## WORK INSTRUCTIONS
Your task is to print every entry below exactly as given.

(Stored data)
══════════════════════════════
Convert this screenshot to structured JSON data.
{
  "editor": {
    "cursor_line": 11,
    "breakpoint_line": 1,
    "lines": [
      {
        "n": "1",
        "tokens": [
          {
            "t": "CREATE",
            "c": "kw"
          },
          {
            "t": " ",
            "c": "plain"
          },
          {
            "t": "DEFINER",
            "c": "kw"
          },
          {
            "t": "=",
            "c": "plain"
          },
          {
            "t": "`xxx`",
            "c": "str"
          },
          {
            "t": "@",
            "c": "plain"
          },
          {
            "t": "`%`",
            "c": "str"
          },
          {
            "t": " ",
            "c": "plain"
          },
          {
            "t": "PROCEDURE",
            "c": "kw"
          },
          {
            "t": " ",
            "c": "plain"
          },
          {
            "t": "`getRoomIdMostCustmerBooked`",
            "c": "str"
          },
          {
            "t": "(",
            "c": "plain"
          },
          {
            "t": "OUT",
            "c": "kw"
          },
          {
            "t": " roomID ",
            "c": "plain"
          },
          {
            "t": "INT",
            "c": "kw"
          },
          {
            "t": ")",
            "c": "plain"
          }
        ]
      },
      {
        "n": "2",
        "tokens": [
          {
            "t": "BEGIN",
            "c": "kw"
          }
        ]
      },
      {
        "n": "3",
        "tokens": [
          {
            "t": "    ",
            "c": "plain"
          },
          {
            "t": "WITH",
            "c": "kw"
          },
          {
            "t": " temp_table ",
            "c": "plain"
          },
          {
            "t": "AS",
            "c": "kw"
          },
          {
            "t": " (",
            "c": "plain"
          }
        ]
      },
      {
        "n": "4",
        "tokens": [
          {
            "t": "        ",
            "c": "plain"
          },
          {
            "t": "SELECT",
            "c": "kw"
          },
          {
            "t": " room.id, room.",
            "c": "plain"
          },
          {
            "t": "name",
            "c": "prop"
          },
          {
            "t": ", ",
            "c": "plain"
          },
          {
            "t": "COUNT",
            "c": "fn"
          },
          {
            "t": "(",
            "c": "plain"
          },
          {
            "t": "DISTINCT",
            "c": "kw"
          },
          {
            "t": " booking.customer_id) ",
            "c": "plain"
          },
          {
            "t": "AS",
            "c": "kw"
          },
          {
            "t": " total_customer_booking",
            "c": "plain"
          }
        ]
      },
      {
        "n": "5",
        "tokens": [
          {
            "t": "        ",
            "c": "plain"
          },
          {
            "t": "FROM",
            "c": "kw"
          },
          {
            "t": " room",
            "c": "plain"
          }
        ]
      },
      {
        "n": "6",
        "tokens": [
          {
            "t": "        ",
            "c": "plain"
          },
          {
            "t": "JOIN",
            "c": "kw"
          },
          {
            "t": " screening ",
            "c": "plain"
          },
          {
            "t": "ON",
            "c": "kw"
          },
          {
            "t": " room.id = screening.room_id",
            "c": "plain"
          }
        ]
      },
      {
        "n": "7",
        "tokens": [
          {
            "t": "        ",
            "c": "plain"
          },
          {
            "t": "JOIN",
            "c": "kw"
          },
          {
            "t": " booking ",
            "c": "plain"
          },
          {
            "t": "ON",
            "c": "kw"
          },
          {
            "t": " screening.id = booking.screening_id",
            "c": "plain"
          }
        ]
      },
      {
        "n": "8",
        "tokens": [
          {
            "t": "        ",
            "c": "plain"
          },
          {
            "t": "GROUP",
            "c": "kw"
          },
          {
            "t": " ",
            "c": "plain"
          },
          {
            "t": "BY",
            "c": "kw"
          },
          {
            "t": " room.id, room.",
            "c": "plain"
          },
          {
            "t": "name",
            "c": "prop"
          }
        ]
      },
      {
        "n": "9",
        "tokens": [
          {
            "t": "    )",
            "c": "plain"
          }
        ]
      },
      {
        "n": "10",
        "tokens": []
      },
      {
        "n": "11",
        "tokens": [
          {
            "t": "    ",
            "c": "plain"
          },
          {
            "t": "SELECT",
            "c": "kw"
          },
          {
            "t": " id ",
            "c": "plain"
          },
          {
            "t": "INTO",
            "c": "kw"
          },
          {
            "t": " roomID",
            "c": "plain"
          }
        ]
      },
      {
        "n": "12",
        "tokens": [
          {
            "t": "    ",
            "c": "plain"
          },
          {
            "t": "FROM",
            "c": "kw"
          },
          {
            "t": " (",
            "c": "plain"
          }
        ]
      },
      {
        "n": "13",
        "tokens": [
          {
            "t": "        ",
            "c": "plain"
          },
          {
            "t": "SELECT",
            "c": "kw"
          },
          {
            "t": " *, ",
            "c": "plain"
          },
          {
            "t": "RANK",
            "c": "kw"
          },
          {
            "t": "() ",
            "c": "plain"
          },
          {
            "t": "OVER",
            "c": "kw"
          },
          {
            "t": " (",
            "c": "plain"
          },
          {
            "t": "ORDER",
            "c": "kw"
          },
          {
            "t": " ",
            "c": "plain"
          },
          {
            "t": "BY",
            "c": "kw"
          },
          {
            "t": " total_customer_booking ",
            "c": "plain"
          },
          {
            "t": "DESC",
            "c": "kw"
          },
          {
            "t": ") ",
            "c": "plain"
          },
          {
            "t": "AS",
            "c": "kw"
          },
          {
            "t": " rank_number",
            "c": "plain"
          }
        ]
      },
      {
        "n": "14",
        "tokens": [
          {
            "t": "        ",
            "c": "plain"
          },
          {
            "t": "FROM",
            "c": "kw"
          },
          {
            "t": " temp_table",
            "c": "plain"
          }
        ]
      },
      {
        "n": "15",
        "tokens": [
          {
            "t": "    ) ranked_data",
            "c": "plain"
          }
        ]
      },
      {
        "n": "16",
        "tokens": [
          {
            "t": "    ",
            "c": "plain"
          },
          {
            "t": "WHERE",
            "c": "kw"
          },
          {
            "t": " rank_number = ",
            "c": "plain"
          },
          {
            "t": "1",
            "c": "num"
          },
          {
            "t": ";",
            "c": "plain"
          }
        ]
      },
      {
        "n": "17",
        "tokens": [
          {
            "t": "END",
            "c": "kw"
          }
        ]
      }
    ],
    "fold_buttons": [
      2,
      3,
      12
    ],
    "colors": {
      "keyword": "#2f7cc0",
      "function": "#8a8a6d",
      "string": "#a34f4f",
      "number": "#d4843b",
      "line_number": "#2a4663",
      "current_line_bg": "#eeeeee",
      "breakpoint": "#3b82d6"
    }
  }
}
══════════════════════════════
## RESPONSE
Convert this screenshot to structured JSON data.
{
  "editor": {
    "cursor_line": 11,
    "breakpoint_line": 1,
    "lines": [
      {
        "n": "1",
        "tokens": [
          {
            "t": "CREATE",
            "c": "kw"
          },
          {
            "t": " ",
            "c": "plain"
          },
          {
            "t": "DEFINER",
            "c": "kw"
          },
          {
            "t": "=",
            "c": "plain"
          },
          {
            "t": "`xxx`",
            "c": "str"
          },
          {
            "t": "@",
            "c": "plain"
          },
          {
            "t": "`%`",
            "c": "str"
          },
          {
            "t": " ",
            "c": "plain"
          },
          {
            "t": "PROCEDURE",
            "c": "kw"
          },
          {
            "t": " ",
            "c": "plain"
          },
          {
            "t": "`getRoomIdMostCustmerBooked`",
            "c": "str"
          },
          {
            "t": "(",
            "c": "plain"
          },
          {
            "t": "OUT",
            "c": "kw"
          },
          {
            "t": " roomID ",
            "c": "plain"
          },
          {
            "t": "INT",
            "c": "kw"
          },
          {
            "t": ")",
            "c": "plain"
          }
        ]
      },
      {
        "n": "2",
        "tokens": [
          {
            "t": "BEGIN",
            "c": "kw"
          }
        ]
      },
      {
        "n": "3",
        "tokens": [
          {
            "t": "    ",
            "c": "plain"
          },
          {
            "t": "WITH",
            "c": "kw"
          },
          {
            "t": " temp_table ",
            "c": "plain"
          },
          {
            "t": "AS",
            "c": "kw"
          },
          {
            "t": " (",
            "c": "plain"
          }
        ]
      },
      {
        "n": "4",
        "tokens": [
          {
            "t": "        ",
            "c": "plain"
          },
          {
            "t": "SELECT",
            "c": "kw"
          },
          {
            "t": " room.id, room.",
            "c": "plain"
          },
          {
            "t": "name",
            "c": "prop"
          },
          {
            "t": ", ",
            "c": "plain"
          },
          {
            "t": "COUNT",
            "c": "fn"
          },
          {
            "t": "(",
            "c": "plain"
          },
          {
            "t": "DISTINCT",
            "c": "kw"
          },
          {
            "t": " booking.customer_id) ",
            "c": "plain"
          },
          {
            "t": "AS",
            "c": "kw"
          },
          {
            "t": " total_customer_booking",
            "c": "plain"
          }
        ]
      },
      {
        "n": "5",
        "tokens": [
          {
            "t": "        ",
            "c": "plain"
          },
          {
            "t": "FROM",
            "c": "kw"
          },
          {
            "t": " room",
            "c": "plain"
          }
        ]
      },
      {
        "n": "6",
        "tokens": [
          {
            "t": "        ",
            "c": "plain"
          },
          {
            "t": "JOIN",
            "c": "kw"
          },
          {
            "t": " screening ",
            "c": "plain"
          },
          {
            "t": "ON",
            "c": "kw"
          },
          {
            "t": " room.id = screening.room_id",
            "c": "plain"
          }
        ]
      },
      {
        "n": "7",
        "tokens": [
          {
            "t": "        ",
            "c": "plain"
          },
          {
            "t": "JOIN",
            "c": "kw"
          },
          {
            "t": " booking ",
            "c": "plain"
          },
          {
            "t": "ON",
            "c": "kw"
          },
          {
            "t": " screening.id = booking.screening_id",
            "c": "plain"
          }
        ]
      },
      {
        "n": "8",
        "tokens": [
          {
            "t": "        ",
            "c": "plain"
          },
          {
            "t": "GROUP",
            "c": "kw"
          },
          {
            "t": " ",
            "c": "plain"
          },
          {
            "t": "BY",
            "c": "kw"
          },
          {
            "t": " room.id, room.",
            "c": "plain"
          },
          {
            "t": "name",
            "c": "prop"
          }
        ]
      },
      {
        "n": "9",
        "tokens": [
          {
            "t": "    )",
            "c": "plain"
          }
        ]
      },
      {
        "n": "10",
        "tokens": []
      },
      {
        "n": "11",
        "tokens": [
          {
            "t": "    ",
            "c": "plain"
          },
          {
            "t": "SELECT",
            "c": "kw"
          },
          {
            "t": " id ",
            "c": "plain"
          },
          {
            "t": "INTO",
            "c": "kw"
          },
          {
            "t": " roomID",
            "c": "plain"
          }
        ]
      },
      {
        "n": "12",
        "tokens": [
          {
            "t": "    ",
            "c": "plain"
          },
          {
            "t": "FROM",
            "c": "kw"
          },
          {
            "t": " (",
            "c": "plain"
          }
        ]
      },
      {
        "n": "13",
        "tokens": [
          {
            "t": "        ",
            "c": "plain"
          },
          {
            "t": "SELECT",
            "c": "kw"
          },
          {
            "t": " *, ",
            "c": "plain"
          },
          {
            "t": "RANK",
            "c": "kw"
          },
          {
            "t": "() ",
            "c": "plain"
          },
          {
            "t": "OVER",
            "c": "kw"
          },
          {
            "t": " (",
            "c": "plain"
          },
          {
            "t": "ORDER",
            "c": "kw"
          },
          {
            "t": " ",
            "c": "plain"
          },
          {
            "t": "BY",
            "c": "kw"
          },
          {
            "t": " total_customer_booking ",
            "c": "plain"
          },
          {
            "t": "DESC",
            "c": "kw"
          },
          {
            "t": ") ",
            "c": "plain"
          },
          {
            "t": "AS",
            "c": "kw"
          },
          {
            "t": " rank_number",
            "c": "plain"
          }
        ]
      },
      {
        "n": "14",
        "tokens": [
          {
            "t": "        ",
            "c": "plain"
          },
          {
            "t": "FROM",
            "c": "kw"
          },
          {
            "t": " temp_table",
            "c": "plain"
          }
        ]
      },
      {
        "n": "15",
        "tokens": [
          {
            "t": "    ) ranked_data",
            "c": "plain"
          }
        ]
      },
      {
        "n": "16",
        "tokens": [
          {
            "t": "    ",
            "c": "plain"
          },
          {
            "t": "WHERE",
            "c": "kw"
          },
          {
            "t": " rank_number = ",
            "c": "plain"
          },
          {
            "t": "1",
            "c": "num"
          },
          {
            "t": ";",
            "c": "plain"
          }
        ]
      },
      {
        "n": "17",
        "tokens": [
          {
            "t": "END",
            "c": "kw"
          }
        ]
      }
    ],
    "fold_buttons": [
      2,
      3,
      12
    ],
    "colors": {
      "keyword": "#2f7cc0",
      "function": "#8a8a6d",
      "string": "#a34f4f",
      "number": "#d4843b",
      "line_number": "#2a4663",
      "current_line_bg": "#eeeeee",
      "breakpoint": "#3b82d6"
    }
  }
}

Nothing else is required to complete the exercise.